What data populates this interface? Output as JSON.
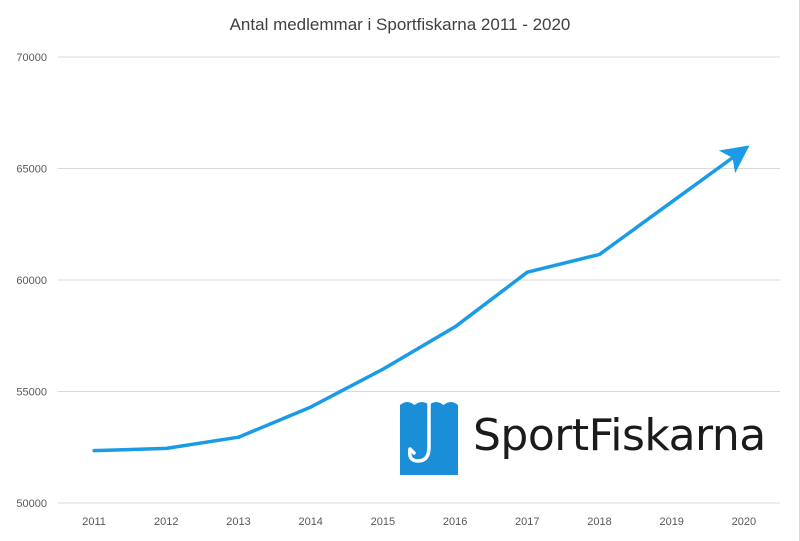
{
  "chart_data": {
    "type": "line",
    "title": "Antal medlemmar i Sportfiskarna 2011 - 2020",
    "xlabel": "",
    "ylabel": "",
    "x": [
      "2011",
      "2012",
      "2013",
      "2014",
      "2015",
      "2016",
      "2017",
      "2018",
      "2019",
      "2020"
    ],
    "series": [
      {
        "values": [
          52350,
          52450,
          52950,
          54300,
          56000,
          57900,
          60350,
          61150,
          63500,
          65850
        ],
        "color": "#1a9be6",
        "end_marker": "arrow"
      }
    ],
    "ylim": [
      50000,
      70000
    ],
    "yticks": [
      50000,
      55000,
      60000,
      65000,
      70000
    ],
    "grid": "horizontal",
    "legend": "none"
  },
  "logo": {
    "text": "SportFiskarna",
    "icon": "fish-hook-icon",
    "color": "#1a8fd8"
  }
}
┄┄┄┄┄┄┄┄┄┄
Keep the pictures out of your copy, and repeat every entry above exactly.

What data populates this interface? Output as JSON.
{
  "chart_data": {
    "type": "line",
    "title": "Antal medlemmar i Sportfiskarna 2011 - 2020",
    "xlabel": "",
    "ylabel": "",
    "x": [
      "2011",
      "2012",
      "2013",
      "2014",
      "2015",
      "2016",
      "2017",
      "2018",
      "2019",
      "2020"
    ],
    "series": [
      {
        "values": [
          52350,
          52450,
          52950,
          54300,
          56000,
          57900,
          60350,
          61150,
          63500,
          65850
        ],
        "color": "#1a9be6",
        "end_marker": "arrow"
      }
    ],
    "ylim": [
      50000,
      70000
    ],
    "yticks": [
      50000,
      55000,
      60000,
      65000,
      70000
    ],
    "grid": "horizontal",
    "legend": "none"
  },
  "logo": {
    "text": "SportFiskarna",
    "icon": "fish-hook-icon",
    "color": "#1a8fd8"
  }
}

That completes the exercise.